*STORED RECORDS:*
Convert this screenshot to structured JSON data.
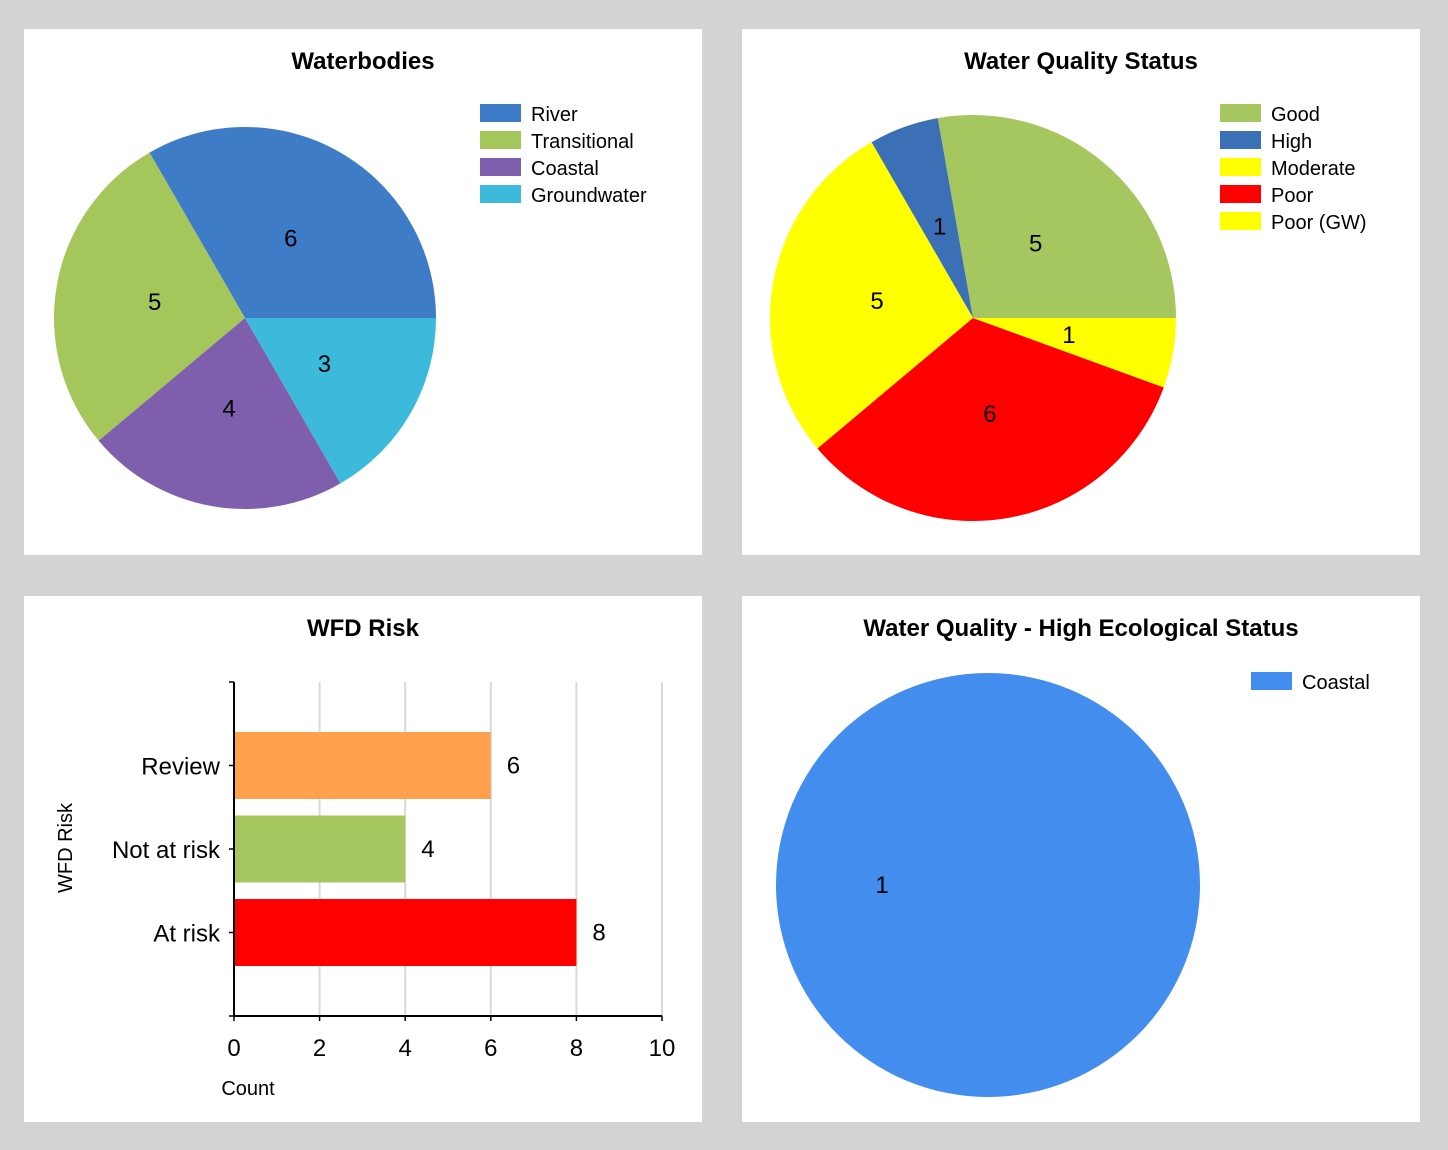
{
  "chart_data": [
    {
      "id": "waterbodies",
      "type": "pie",
      "title": "Waterbodies",
      "slices": [
        {
          "label": "River",
          "value": 6,
          "color": "#3e7cc8"
        },
        {
          "label": "Transitional",
          "value": 5,
          "color": "#a5c65b"
        },
        {
          "label": "Coastal",
          "value": 4,
          "color": "#7f5fad"
        },
        {
          "label": "Groundwater",
          "value": 3,
          "color": "#3cb9db"
        }
      ],
      "legend_position": "right"
    },
    {
      "id": "water-quality-status",
      "type": "pie",
      "title": "Water Quality Status",
      "slices": [
        {
          "label": "Good",
          "value": 5,
          "color": "#a6c660"
        },
        {
          "label": "High",
          "value": 1,
          "color": "#3b6fb6"
        },
        {
          "label": "Moderate",
          "value": 5,
          "color": "#ffff00"
        },
        {
          "label": "Poor",
          "value": 6,
          "color": "#ff0000"
        },
        {
          "label": "Poor (GW)",
          "value": 1,
          "color": "#ffff00"
        }
      ],
      "legend_position": "right"
    },
    {
      "id": "wfd-risk",
      "type": "bar",
      "orientation": "horizontal",
      "title": "WFD Risk",
      "xlabel": "Count",
      "ylabel": "WFD Risk",
      "xlim": [
        0,
        10
      ],
      "xticks": [
        0,
        2,
        4,
        6,
        8,
        10
      ],
      "grid": true,
      "categories": [
        "Review",
        "Not at risk",
        "At risk"
      ],
      "values": [
        6,
        4,
        8
      ],
      "colors": [
        "#ffa04d",
        "#a6c660",
        "#ff0000"
      ]
    },
    {
      "id": "high-ecological-status",
      "type": "pie",
      "title": "Water Quality - High Ecological Status",
      "slices": [
        {
          "label": "Coastal",
          "value": 1,
          "color": "#438def"
        }
      ],
      "legend_position": "right"
    }
  ]
}
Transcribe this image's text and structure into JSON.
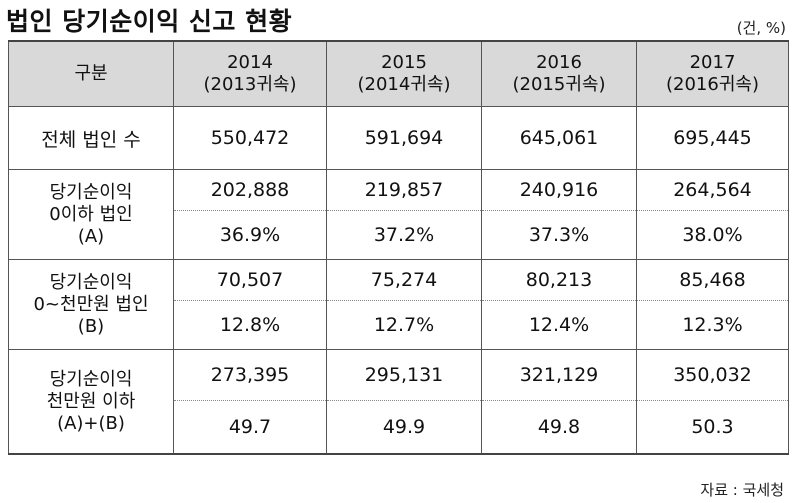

*WORK INSTRUCTIONS:*
Every line of text is to be repeated exactly; pictures are left out.

*SOLUTION FOR THIS TASK:*
Convert this screenshot to structured JSON data.
{
  "chart_data": [
    {
      "id": "waterbodies",
      "type": "pie",
      "title": "Waterbodies",
      "slices": [
        {
          "label": "River",
          "value": 6,
          "color": "#3e7cc8"
        },
        {
          "label": "Transitional",
          "value": 5,
          "color": "#a5c65b"
        },
        {
          "label": "Coastal",
          "value": 4,
          "color": "#7f5fad"
        },
        {
          "label": "Groundwater",
          "value": 3,
          "color": "#3cb9db"
        }
      ],
      "legend_position": "right"
    },
    {
      "id": "water-quality-status",
      "type": "pie",
      "title": "Water Quality Status",
      "slices": [
        {
          "label": "Good",
          "value": 5,
          "color": "#a6c660"
        },
        {
          "label": "High",
          "value": 1,
          "color": "#3b6fb6"
        },
        {
          "label": "Moderate",
          "value": 5,
          "color": "#ffff00"
        },
        {
          "label": "Poor",
          "value": 6,
          "color": "#ff0000"
        },
        {
          "label": "Poor (GW)",
          "value": 1,
          "color": "#ffff00"
        }
      ],
      "legend_position": "right"
    },
    {
      "id": "wfd-risk",
      "type": "bar",
      "orientation": "horizontal",
      "title": "WFD Risk",
      "xlabel": "Count",
      "ylabel": "WFD Risk",
      "xlim": [
        0,
        10
      ],
      "xticks": [
        0,
        2,
        4,
        6,
        8,
        10
      ],
      "grid": true,
      "categories": [
        "Review",
        "Not at risk",
        "At risk"
      ],
      "values": [
        6,
        4,
        8
      ],
      "colors": [
        "#ffa04d",
        "#a6c660",
        "#ff0000"
      ]
    },
    {
      "id": "high-ecological-status",
      "type": "pie",
      "title": "Water Quality - High Ecological Status",
      "slices": [
        {
          "label": "Coastal",
          "value": 1,
          "color": "#438def"
        }
      ],
      "legend_position": "right"
    }
  ]
}
Transcribe this image's text and structure into JSON.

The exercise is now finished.